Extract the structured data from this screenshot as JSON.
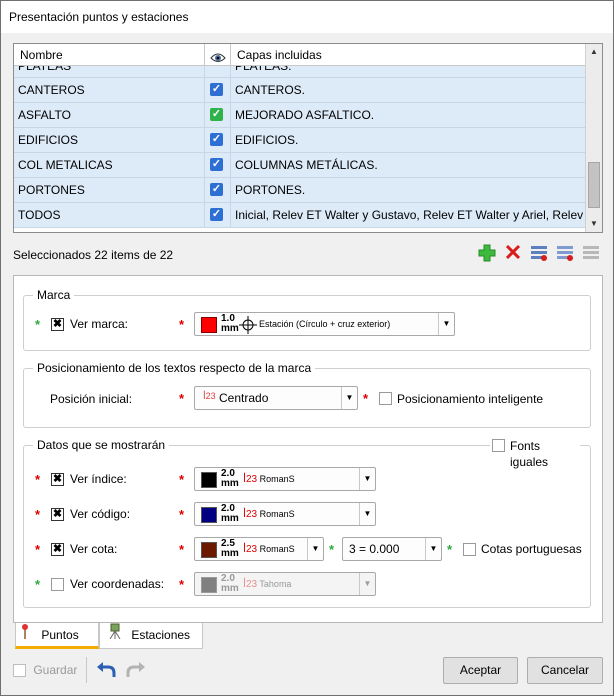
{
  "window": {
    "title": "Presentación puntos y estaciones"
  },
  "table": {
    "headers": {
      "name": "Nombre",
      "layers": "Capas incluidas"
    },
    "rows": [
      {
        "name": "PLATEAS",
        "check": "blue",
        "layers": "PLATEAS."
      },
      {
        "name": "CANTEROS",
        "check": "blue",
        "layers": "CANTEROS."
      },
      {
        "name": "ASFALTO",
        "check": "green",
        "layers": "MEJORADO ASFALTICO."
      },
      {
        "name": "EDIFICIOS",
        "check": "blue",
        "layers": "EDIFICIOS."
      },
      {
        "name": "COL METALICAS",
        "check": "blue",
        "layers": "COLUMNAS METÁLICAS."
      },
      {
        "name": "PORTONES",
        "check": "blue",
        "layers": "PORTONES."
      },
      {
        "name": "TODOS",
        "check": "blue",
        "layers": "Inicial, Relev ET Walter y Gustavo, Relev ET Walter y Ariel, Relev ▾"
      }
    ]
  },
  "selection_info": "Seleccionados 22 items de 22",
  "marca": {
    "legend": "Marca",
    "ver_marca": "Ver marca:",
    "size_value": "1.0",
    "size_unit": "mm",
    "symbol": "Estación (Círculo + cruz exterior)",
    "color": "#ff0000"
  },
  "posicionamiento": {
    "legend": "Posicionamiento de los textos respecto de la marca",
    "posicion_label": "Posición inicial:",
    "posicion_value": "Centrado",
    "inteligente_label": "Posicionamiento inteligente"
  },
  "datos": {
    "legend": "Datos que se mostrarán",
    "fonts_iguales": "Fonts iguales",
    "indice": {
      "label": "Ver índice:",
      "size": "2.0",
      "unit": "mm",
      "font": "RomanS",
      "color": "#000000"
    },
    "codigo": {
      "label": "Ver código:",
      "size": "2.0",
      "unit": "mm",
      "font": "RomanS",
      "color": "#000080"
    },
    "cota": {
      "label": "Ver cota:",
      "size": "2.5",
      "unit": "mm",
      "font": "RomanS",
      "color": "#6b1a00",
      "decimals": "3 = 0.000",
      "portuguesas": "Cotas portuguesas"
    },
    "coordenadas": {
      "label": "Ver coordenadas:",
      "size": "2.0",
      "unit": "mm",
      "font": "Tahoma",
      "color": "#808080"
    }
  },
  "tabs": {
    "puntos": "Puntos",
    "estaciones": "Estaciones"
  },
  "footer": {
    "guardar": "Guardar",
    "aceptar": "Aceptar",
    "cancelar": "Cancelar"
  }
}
========
#### [What you will do]
Copy each line that holds the word "puntos".

#### [Output for this exercise]
    "title": "Presentación puntos y estaciones"
    "puntos": "Puntos",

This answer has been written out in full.